## Task details
Look for "развитию" in the listing below. Gather each line that contains it.
──────── Record list
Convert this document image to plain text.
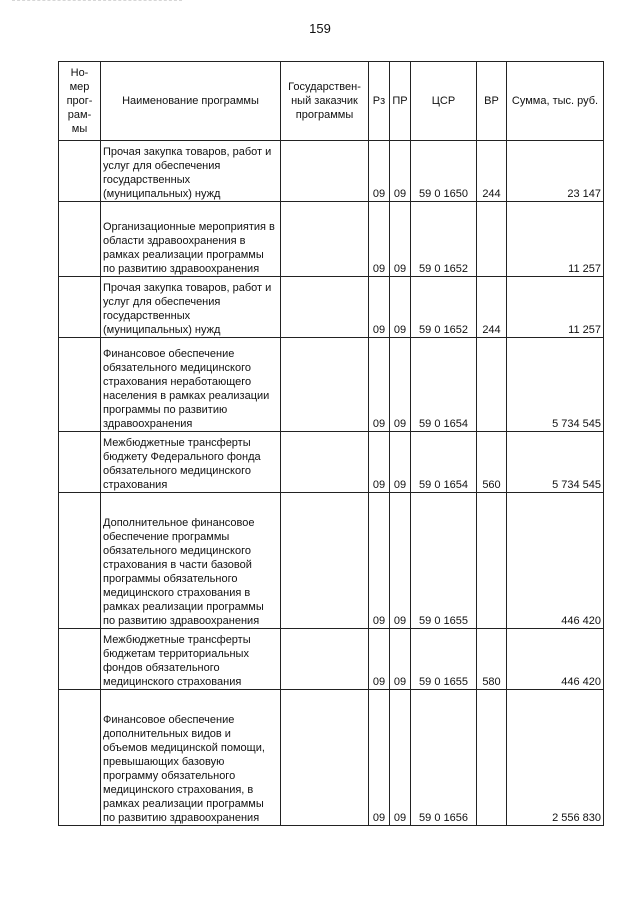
159
Но-мер прог-рам-мы	Наименование программы	Государствен-ный заказчик программы	Рз	ПР	ЦСР	ВР	Сумма, тыс. руб.
	Прочая закупка товаров, работ и услуг для обеспечения государственных (муниципальных) нужд		09	09	59 0 1650	244	23 147
	Организационные мероприятия в области здравоохранения в рамках реализации программы по развитию здравоохранения		09	09	59 0 1652		11 257
	Прочая закупка товаров, работ и услуг для обеспечения государственных (муниципальных) нужд		09	09	59 0 1652	244	11 257
	Финансовое обеспечение обязательного медицинского страхования неработающего населения в рамках реализации программы по развитию здравоохранения		09	09	59 0 1654		5 734 545
	Межбюджетные трансферты бюджету Федерального фонда обязательного медицинского страхования		09	09	59 0 1654	560	5 734 545
	Дополнительное финансовое обеспечение программы обязательного медицинского страхования в части базовой программы обязательного медицинского страхования в рамках реализации программы по развитию здравоохранения		09	09	59 0 1655		446 420
	Межбюджетные трансферты бюджетам территориальных фондов обязательного медицинского страхования		09	09	59 0 1655	580	446 420
	Финансовое обеспечение дополнительных видов и объемов медицинской помощи, превышающих базовую программу обязательного медицинского страхования, в рамках реализации программы по развитию здравоохранения		09	09	59 0 1656		2 556 830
────────────────
## Answer for this exercise
	Организационные мероприятия в области здравоохранения в рамках реализации программы по развитию здравоохранения		09	09	59 0 1652		11 257
	Финансовое обеспечение обязательного медицинского страхования неработающего населения в рамках реализации программы по развитию здравоохранения		09	09	59 0 1654		5 734 545
	Дополнительное финансовое обеспечение программы обязательного медицинского страхования в части базовой программы обязательного медицинского страхования в рамках реализации программы по развитию здравоохранения		09	09	59 0 1655		446 420
	Финансовое обеспечение дополнительных видов и объемов медицинской помощи, превышающих базовую программу обязательного медицинского страхования, в рамках реализации программы по развитию здравоохранения		09	09	59 0 1656		2 556 830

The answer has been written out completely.